BRIEF: Repeat the whole listing exactly as written.

INPUT RECORDS:
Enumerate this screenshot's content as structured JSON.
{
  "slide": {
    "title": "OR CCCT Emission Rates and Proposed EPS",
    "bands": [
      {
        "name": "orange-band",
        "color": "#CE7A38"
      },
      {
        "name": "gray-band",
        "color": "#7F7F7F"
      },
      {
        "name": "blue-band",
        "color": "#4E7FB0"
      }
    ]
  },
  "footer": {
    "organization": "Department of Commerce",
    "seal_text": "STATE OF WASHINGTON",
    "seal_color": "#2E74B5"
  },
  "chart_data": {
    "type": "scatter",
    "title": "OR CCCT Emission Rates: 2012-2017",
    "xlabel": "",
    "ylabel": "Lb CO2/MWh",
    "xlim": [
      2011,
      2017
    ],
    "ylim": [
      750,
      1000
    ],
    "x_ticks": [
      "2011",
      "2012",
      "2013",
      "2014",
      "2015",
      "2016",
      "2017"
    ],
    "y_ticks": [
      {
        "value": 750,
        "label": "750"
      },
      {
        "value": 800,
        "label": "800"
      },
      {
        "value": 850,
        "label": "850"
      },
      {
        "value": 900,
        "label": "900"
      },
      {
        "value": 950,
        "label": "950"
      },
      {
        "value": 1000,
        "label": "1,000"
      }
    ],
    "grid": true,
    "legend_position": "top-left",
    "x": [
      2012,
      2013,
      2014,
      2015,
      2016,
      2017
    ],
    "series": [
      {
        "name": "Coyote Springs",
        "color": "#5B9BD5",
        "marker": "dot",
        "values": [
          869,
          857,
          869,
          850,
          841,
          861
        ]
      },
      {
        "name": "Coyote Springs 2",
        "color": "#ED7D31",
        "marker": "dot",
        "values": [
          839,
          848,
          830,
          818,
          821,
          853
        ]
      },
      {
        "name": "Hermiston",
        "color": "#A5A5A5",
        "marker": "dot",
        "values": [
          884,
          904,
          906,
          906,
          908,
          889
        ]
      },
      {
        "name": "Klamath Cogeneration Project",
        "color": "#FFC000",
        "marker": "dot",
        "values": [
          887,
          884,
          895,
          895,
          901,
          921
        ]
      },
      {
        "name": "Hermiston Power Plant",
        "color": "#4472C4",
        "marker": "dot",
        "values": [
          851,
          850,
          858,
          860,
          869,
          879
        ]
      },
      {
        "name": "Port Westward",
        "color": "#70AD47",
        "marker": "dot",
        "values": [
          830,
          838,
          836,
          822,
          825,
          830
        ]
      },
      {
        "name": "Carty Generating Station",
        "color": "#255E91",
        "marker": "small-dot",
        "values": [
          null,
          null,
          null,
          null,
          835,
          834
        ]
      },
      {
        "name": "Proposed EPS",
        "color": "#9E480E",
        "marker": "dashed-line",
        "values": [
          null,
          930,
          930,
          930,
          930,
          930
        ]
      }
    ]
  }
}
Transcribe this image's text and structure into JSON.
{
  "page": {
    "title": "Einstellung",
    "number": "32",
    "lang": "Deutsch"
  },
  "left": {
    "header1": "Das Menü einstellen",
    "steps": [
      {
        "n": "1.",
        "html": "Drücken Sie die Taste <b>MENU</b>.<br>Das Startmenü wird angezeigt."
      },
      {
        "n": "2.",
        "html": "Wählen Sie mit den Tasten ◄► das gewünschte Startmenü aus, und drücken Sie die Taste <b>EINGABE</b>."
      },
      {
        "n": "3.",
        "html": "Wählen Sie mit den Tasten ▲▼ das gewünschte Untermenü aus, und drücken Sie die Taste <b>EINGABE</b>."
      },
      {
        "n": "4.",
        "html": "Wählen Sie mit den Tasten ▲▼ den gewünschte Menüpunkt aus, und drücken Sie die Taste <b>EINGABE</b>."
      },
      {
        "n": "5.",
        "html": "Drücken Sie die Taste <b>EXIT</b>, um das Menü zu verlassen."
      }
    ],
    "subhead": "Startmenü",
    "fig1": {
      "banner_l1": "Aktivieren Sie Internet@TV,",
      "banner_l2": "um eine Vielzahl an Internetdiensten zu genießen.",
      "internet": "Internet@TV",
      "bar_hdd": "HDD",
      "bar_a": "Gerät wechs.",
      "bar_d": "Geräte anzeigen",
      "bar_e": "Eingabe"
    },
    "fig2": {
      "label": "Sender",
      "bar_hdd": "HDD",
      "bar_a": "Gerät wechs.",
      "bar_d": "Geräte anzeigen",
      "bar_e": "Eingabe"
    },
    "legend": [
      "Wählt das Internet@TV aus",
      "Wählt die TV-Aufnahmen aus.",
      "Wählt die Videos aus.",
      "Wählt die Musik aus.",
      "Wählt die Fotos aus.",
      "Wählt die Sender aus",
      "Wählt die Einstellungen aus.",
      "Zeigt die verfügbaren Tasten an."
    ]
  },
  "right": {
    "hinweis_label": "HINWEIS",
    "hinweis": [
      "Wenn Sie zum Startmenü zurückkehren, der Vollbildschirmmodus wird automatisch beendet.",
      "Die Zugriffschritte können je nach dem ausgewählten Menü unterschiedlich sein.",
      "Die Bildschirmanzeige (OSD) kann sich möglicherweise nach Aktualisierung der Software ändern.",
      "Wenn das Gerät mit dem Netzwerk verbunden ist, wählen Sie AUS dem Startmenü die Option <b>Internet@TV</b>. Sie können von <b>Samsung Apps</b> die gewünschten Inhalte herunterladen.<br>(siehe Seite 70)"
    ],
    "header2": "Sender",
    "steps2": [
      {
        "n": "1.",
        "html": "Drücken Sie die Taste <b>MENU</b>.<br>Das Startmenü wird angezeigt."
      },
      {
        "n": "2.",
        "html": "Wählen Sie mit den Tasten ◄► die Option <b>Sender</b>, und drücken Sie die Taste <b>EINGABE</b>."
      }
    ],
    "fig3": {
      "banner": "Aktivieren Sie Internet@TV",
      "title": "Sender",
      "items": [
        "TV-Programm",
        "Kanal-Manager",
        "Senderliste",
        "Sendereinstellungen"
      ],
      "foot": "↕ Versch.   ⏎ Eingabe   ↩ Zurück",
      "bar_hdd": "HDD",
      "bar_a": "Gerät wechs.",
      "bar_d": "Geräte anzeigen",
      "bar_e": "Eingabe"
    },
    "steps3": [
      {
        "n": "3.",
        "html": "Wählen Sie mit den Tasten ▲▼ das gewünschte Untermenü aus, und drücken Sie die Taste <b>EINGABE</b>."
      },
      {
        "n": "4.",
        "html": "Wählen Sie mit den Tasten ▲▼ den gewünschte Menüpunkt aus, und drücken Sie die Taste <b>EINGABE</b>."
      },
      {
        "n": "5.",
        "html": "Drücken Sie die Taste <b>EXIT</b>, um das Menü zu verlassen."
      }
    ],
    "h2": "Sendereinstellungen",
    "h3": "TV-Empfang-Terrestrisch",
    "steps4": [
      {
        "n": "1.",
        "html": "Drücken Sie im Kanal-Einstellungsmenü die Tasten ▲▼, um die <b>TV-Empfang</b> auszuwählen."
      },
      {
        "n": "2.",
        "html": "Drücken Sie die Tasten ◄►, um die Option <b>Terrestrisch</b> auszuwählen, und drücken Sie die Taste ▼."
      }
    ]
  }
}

CORRECT RESPONSE:
Enumerate this screenshot's content as structured JSON.
{
  "slide": {
    "title": "OR CCCT Emission Rates and Proposed EPS",
    "bands": [
      {
        "name": "orange-band",
        "color": "#CE7A38"
      },
      {
        "name": "gray-band",
        "color": "#7F7F7F"
      },
      {
        "name": "blue-band",
        "color": "#4E7FB0"
      }
    ]
  },
  "footer": {
    "organization": "Department of Commerce",
    "seal_text": "STATE OF WASHINGTON",
    "seal_color": "#2E74B5"
  },
  "chart_data": {
    "type": "scatter",
    "title": "OR CCCT Emission Rates: 2012-2017",
    "xlabel": "",
    "ylabel": "Lb CO2/MWh",
    "xlim": [
      2011,
      2017
    ],
    "ylim": [
      750,
      1000
    ],
    "x_ticks": [
      "2011",
      "2012",
      "2013",
      "2014",
      "2015",
      "2016",
      "2017"
    ],
    "y_ticks": [
      {
        "value": 750,
        "label": "750"
      },
      {
        "value": 800,
        "label": "800"
      },
      {
        "value": 850,
        "label": "850"
      },
      {
        "value": 900,
        "label": "900"
      },
      {
        "value": 950,
        "label": "950"
      },
      {
        "value": 1000,
        "label": "1,000"
      }
    ],
    "grid": true,
    "legend_position": "top-left",
    "x": [
      2012,
      2013,
      2014,
      2015,
      2016,
      2017
    ],
    "series": [
      {
        "name": "Coyote Springs",
        "color": "#5B9BD5",
        "marker": "dot",
        "values": [
          869,
          857,
          869,
          850,
          841,
          861
        ]
      },
      {
        "name": "Coyote Springs 2",
        "color": "#ED7D31",
        "marker": "dot",
        "values": [
          839,
          848,
          830,
          818,
          821,
          853
        ]
      },
      {
        "name": "Hermiston",
        "color": "#A5A5A5",
        "marker": "dot",
        "values": [
          884,
          904,
          906,
          906,
          908,
          889
        ]
      },
      {
        "name": "Klamath Cogeneration Project",
        "color": "#FFC000",
        "marker": "dot",
        "values": [
          887,
          884,
          895,
          895,
          901,
          921
        ]
      },
      {
        "name": "Hermiston Power Plant",
        "color": "#4472C4",
        "marker": "dot",
        "values": [
          851,
          850,
          858,
          860,
          869,
          879
        ]
      },
      {
        "name": "Port Westward",
        "color": "#70AD47",
        "marker": "dot",
        "values": [
          830,
          838,
          836,
          822,
          825,
          830
        ]
      },
      {
        "name": "Carty Generating Station",
        "color": "#255E91",
        "marker": "small-dot",
        "values": [
          null,
          null,
          null,
          null,
          835,
          834
        ]
      },
      {
        "name": "Proposed EPS",
        "color": "#9E480E",
        "marker": "dashed-line",
        "values": [
          null,
          930,
          930,
          930,
          930,
          930
        ]
      }
    ]
  }
}
Transcribe this image's text and structure into JSON.
{
  "page": {
    "title": "Einstellung",
    "number": "32",
    "lang": "Deutsch"
  },
  "left": {
    "header1": "Das Menü einstellen",
    "steps": [
      {
        "n": "1.",
        "html": "Drücken Sie die Taste <b>MENU</b>.<br>Das Startmenü wird angezeigt."
      },
      {
        "n": "2.",
        "html": "Wählen Sie mit den Tasten ◄► das gewünschte Startmenü aus, und drücken Sie die Taste <b>EINGABE</b>."
      },
      {
        "n": "3.",
        "html": "Wählen Sie mit den Tasten ▲▼ das gewünschte Untermenü aus, und drücken Sie die Taste <b>EINGABE</b>."
      },
      {
        "n": "4.",
        "html": "Wählen Sie mit den Tasten ▲▼ den gewünschte Menüpunkt aus, und drücken Sie die Taste <b>EINGABE</b>."
      },
      {
        "n": "5.",
        "html": "Drücken Sie die Taste <b>EXIT</b>, um das Menü zu verlassen."
      }
    ],
    "subhead": "Startmenü",
    "fig1": {
      "banner_l1": "Aktivieren Sie Internet@TV,",
      "banner_l2": "um eine Vielzahl an Internetdiensten zu genießen.",
      "internet": "Internet@TV",
      "bar_hdd": "HDD",
      "bar_a": "Gerät wechs.",
      "bar_d": "Geräte anzeigen",
      "bar_e": "Eingabe"
    },
    "fig2": {
      "label": "Sender",
      "bar_hdd": "HDD",
      "bar_a": "Gerät wechs.",
      "bar_d": "Geräte anzeigen",
      "bar_e": "Eingabe"
    },
    "legend": [
      "Wählt das Internet@TV aus",
      "Wählt die TV-Aufnahmen aus.",
      "Wählt die Videos aus.",
      "Wählt die Musik aus.",
      "Wählt die Fotos aus.",
      "Wählt die Sender aus",
      "Wählt die Einstellungen aus.",
      "Zeigt die verfügbaren Tasten an."
    ]
  },
  "right": {
    "hinweis_label": "HINWEIS",
    "hinweis": [
      "Wenn Sie zum Startmenü zurückkehren, der Vollbildschirmmodus wird automatisch beendet.",
      "Die Zugriffschritte können je nach dem ausgewählten Menü unterschiedlich sein.",
      "Die Bildschirmanzeige (OSD) kann sich möglicherweise nach Aktualisierung der Software ändern.",
      "Wenn das Gerät mit dem Netzwerk verbunden ist, wählen Sie AUS dem Startmenü die Option <b>Internet@TV</b>. Sie können von <b>Samsung Apps</b> die gewünschten Inhalte herunterladen.<br>(siehe Seite 70)"
    ],
    "header2": "Sender",
    "steps2": [
      {
        "n": "1.",
        "html": "Drücken Sie die Taste <b>MENU</b>.<br>Das Startmenü wird angezeigt."
      },
      {
        "n": "2.",
        "html": "Wählen Sie mit den Tasten ◄► die Option <b>Sender</b>, und drücken Sie die Taste <b>EINGABE</b>."
      }
    ],
    "fig3": {
      "banner": "Aktivieren Sie Internet@TV",
      "title": "Sender",
      "items": [
        "TV-Programm",
        "Kanal-Manager",
        "Senderliste",
        "Sendereinstellungen"
      ],
      "foot": "↕ Versch.   ⏎ Eingabe   ↩ Zurück",
      "bar_hdd": "HDD",
      "bar_a": "Gerät wechs.",
      "bar_d": "Geräte anzeigen",
      "bar_e": "Eingabe"
    },
    "steps3": [
      {
        "n": "3.",
        "html": "Wählen Sie mit den Tasten ▲▼ das gewünschte Untermenü aus, und drücken Sie die Taste <b>EINGABE</b>."
      },
      {
        "n": "4.",
        "html": "Wählen Sie mit den Tasten ▲▼ den gewünschte Menüpunkt aus, und drücken Sie die Taste <b>EINGABE</b>."
      },
      {
        "n": "5.",
        "html": "Drücken Sie die Taste <b>EXIT</b>, um das Menü zu verlassen."
      }
    ],
    "h2": "Sendereinstellungen",
    "h3": "TV-Empfang-Terrestrisch",
    "steps4": [
      {
        "n": "1.",
        "html": "Drücken Sie im Kanal-Einstellungsmenü die Tasten ▲▼, um die <b>TV-Empfang</b> auszuwählen."
      },
      {
        "n": "2.",
        "html": "Drücken Sie die Tasten ◄►, um die Option <b>Terrestrisch</b> auszuwählen, und drücken Sie die Taste ▼."
      }
    ]
  }
}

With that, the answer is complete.